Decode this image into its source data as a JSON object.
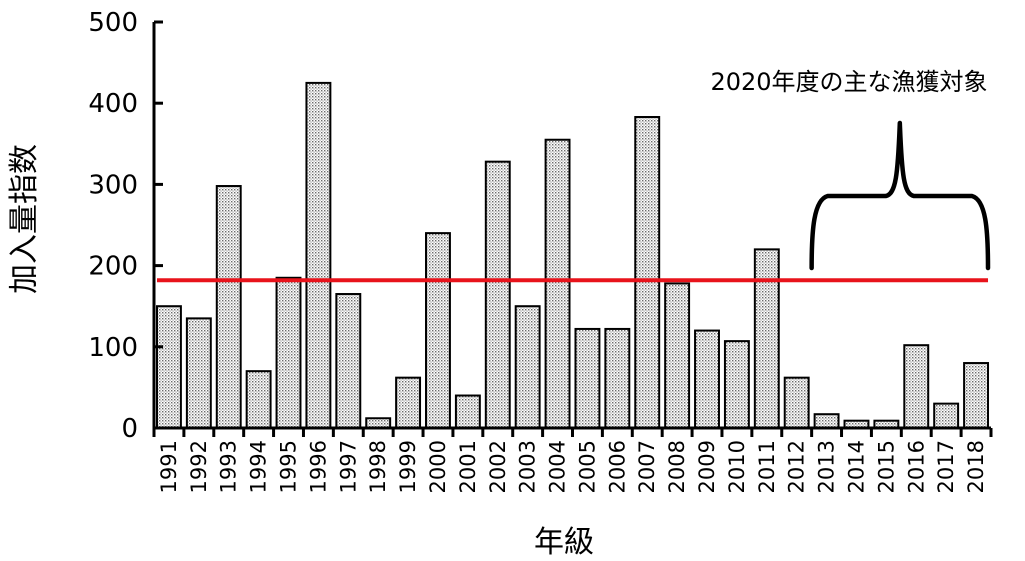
{
  "chart_data": {
    "type": "bar",
    "title": "",
    "xlabel": "年級",
    "ylabel": "加入量指数",
    "ylim": [
      0,
      500
    ],
    "yticks": [
      0,
      100,
      200,
      300,
      400,
      500
    ],
    "grid": false,
    "legend": "none",
    "categories": [
      "1991",
      "1992",
      "1993",
      "1994",
      "1995",
      "1996",
      "1997",
      "1998",
      "1999",
      "2000",
      "2001",
      "2002",
      "2003",
      "2004",
      "2005",
      "2006",
      "2007",
      "2008",
      "2009",
      "2010",
      "2011",
      "2012",
      "2013",
      "2014",
      "2015",
      "2016",
      "2017",
      "2018"
    ],
    "values": [
      150,
      135,
      298,
      70,
      185,
      425,
      165,
      12,
      62,
      240,
      40,
      328,
      150,
      355,
      122,
      122,
      383,
      178,
      120,
      107,
      220,
      62,
      17,
      9,
      9,
      102,
      30,
      80
    ],
    "reference_line": {
      "value": 182,
      "color": "#e8131b"
    },
    "annotation": {
      "text": "2020年度の主な漁獲対象",
      "from_category": "2013",
      "to_category": "2018"
    },
    "bar_fill": "#dcdcdc",
    "bar_stroke": "#000000"
  }
}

——

SHORT TASK: Print all of the records shown above exactly, leaving out each picture.

SOLUTION TO THE PROBLEM:
Decode this image into its source data as a JSON object.
{
  "chart_data": {
    "type": "bar",
    "title": "",
    "xlabel": "年級",
    "ylabel": "加入量指数",
    "ylim": [
      0,
      500
    ],
    "yticks": [
      0,
      100,
      200,
      300,
      400,
      500
    ],
    "grid": false,
    "legend": "none",
    "categories": [
      "1991",
      "1992",
      "1993",
      "1994",
      "1995",
      "1996",
      "1997",
      "1998",
      "1999",
      "2000",
      "2001",
      "2002",
      "2003",
      "2004",
      "2005",
      "2006",
      "2007",
      "2008",
      "2009",
      "2010",
      "2011",
      "2012",
      "2013",
      "2014",
      "2015",
      "2016",
      "2017",
      "2018"
    ],
    "values": [
      150,
      135,
      298,
      70,
      185,
      425,
      165,
      12,
      62,
      240,
      40,
      328,
      150,
      355,
      122,
      122,
      383,
      178,
      120,
      107,
      220,
      62,
      17,
      9,
      9,
      102,
      30,
      80
    ],
    "reference_line": {
      "value": 182,
      "color": "#e8131b"
    },
    "annotation": {
      "text": "2020年度の主な漁獲対象",
      "from_category": "2013",
      "to_category": "2018"
    },
    "bar_fill": "#dcdcdc",
    "bar_stroke": "#000000"
  }
}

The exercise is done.